** Start TASK INPUT **
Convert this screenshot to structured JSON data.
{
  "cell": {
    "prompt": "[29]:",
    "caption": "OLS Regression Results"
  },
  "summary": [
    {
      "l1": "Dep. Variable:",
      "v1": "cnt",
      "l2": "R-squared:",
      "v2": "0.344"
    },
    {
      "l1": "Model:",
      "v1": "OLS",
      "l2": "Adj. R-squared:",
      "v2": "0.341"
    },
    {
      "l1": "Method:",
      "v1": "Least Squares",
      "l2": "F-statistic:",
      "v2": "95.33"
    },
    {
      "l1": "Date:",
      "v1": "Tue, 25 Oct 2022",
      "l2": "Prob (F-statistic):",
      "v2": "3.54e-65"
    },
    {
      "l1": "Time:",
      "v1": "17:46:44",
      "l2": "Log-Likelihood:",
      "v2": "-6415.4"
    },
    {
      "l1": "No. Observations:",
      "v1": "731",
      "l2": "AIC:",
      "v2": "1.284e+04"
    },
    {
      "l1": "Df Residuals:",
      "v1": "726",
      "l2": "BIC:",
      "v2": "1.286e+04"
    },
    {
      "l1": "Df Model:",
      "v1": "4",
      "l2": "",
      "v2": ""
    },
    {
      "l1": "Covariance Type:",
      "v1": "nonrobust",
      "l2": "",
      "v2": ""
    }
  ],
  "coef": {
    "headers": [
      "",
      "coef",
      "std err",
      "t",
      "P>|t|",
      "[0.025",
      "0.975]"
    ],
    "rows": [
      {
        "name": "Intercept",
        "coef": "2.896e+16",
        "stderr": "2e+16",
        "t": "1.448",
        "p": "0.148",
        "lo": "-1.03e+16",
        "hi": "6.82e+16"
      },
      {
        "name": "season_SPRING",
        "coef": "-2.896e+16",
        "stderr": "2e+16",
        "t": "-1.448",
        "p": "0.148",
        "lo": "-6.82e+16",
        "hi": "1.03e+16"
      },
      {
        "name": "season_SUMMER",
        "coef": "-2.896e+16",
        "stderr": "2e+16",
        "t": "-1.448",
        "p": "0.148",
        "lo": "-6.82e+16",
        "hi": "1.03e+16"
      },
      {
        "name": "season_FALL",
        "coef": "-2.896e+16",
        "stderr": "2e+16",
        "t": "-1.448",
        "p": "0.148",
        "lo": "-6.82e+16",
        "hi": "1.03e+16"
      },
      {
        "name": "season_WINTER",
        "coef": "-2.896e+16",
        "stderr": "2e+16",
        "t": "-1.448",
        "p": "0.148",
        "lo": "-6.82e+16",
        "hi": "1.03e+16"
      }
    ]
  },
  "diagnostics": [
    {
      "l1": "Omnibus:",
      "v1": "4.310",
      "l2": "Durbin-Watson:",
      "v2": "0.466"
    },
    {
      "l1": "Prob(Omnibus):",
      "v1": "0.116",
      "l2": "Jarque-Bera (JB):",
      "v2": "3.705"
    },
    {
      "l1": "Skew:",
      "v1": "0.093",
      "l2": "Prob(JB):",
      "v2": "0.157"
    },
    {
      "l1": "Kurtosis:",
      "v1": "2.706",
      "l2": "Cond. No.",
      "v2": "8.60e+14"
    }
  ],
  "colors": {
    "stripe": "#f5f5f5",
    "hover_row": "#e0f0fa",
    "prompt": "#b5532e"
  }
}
** End TASK INPUT **
WRITTEN EXERCISE: Copy down the whole of the data above, matching it exactly.

COMPLETE RESPONSE:
Convert this screenshot to structured JSON data.
{
  "cell": {
    "prompt": "[29]:",
    "caption": "OLS Regression Results"
  },
  "summary": [
    {
      "l1": "Dep. Variable:",
      "v1": "cnt",
      "l2": "R-squared:",
      "v2": "0.344"
    },
    {
      "l1": "Model:",
      "v1": "OLS",
      "l2": "Adj. R-squared:",
      "v2": "0.341"
    },
    {
      "l1": "Method:",
      "v1": "Least Squares",
      "l2": "F-statistic:",
      "v2": "95.33"
    },
    {
      "l1": "Date:",
      "v1": "Tue, 25 Oct 2022",
      "l2": "Prob (F-statistic):",
      "v2": "3.54e-65"
    },
    {
      "l1": "Time:",
      "v1": "17:46:44",
      "l2": "Log-Likelihood:",
      "v2": "-6415.4"
    },
    {
      "l1": "No. Observations:",
      "v1": "731",
      "l2": "AIC:",
      "v2": "1.284e+04"
    },
    {
      "l1": "Df Residuals:",
      "v1": "726",
      "l2": "BIC:",
      "v2": "1.286e+04"
    },
    {
      "l1": "Df Model:",
      "v1": "4",
      "l2": "",
      "v2": ""
    },
    {
      "l1": "Covariance Type:",
      "v1": "nonrobust",
      "l2": "",
      "v2": ""
    }
  ],
  "coef": {
    "headers": [
      "",
      "coef",
      "std err",
      "t",
      "P>|t|",
      "[0.025",
      "0.975]"
    ],
    "rows": [
      {
        "name": "Intercept",
        "coef": "2.896e+16",
        "stderr": "2e+16",
        "t": "1.448",
        "p": "0.148",
        "lo": "-1.03e+16",
        "hi": "6.82e+16"
      },
      {
        "name": "season_SPRING",
        "coef": "-2.896e+16",
        "stderr": "2e+16",
        "t": "-1.448",
        "p": "0.148",
        "lo": "-6.82e+16",
        "hi": "1.03e+16"
      },
      {
        "name": "season_SUMMER",
        "coef": "-2.896e+16",
        "stderr": "2e+16",
        "t": "-1.448",
        "p": "0.148",
        "lo": "-6.82e+16",
        "hi": "1.03e+16"
      },
      {
        "name": "season_FALL",
        "coef": "-2.896e+16",
        "stderr": "2e+16",
        "t": "-1.448",
        "p": "0.148",
        "lo": "-6.82e+16",
        "hi": "1.03e+16"
      },
      {
        "name": "season_WINTER",
        "coef": "-2.896e+16",
        "stderr": "2e+16",
        "t": "-1.448",
        "p": "0.148",
        "lo": "-6.82e+16",
        "hi": "1.03e+16"
      }
    ]
  },
  "diagnostics": [
    {
      "l1": "Omnibus:",
      "v1": "4.310",
      "l2": "Durbin-Watson:",
      "v2": "0.466"
    },
    {
      "l1": "Prob(Omnibus):",
      "v1": "0.116",
      "l2": "Jarque-Bera (JB):",
      "v2": "3.705"
    },
    {
      "l1": "Skew:",
      "v1": "0.093",
      "l2": "Prob(JB):",
      "v2": "0.157"
    },
    {
      "l1": "Kurtosis:",
      "v1": "2.706",
      "l2": "Cond. No.",
      "v2": "8.60e+14"
    }
  ],
  "colors": {
    "stripe": "#f5f5f5",
    "hover_row": "#e0f0fa",
    "prompt": "#b5532e"
  }
}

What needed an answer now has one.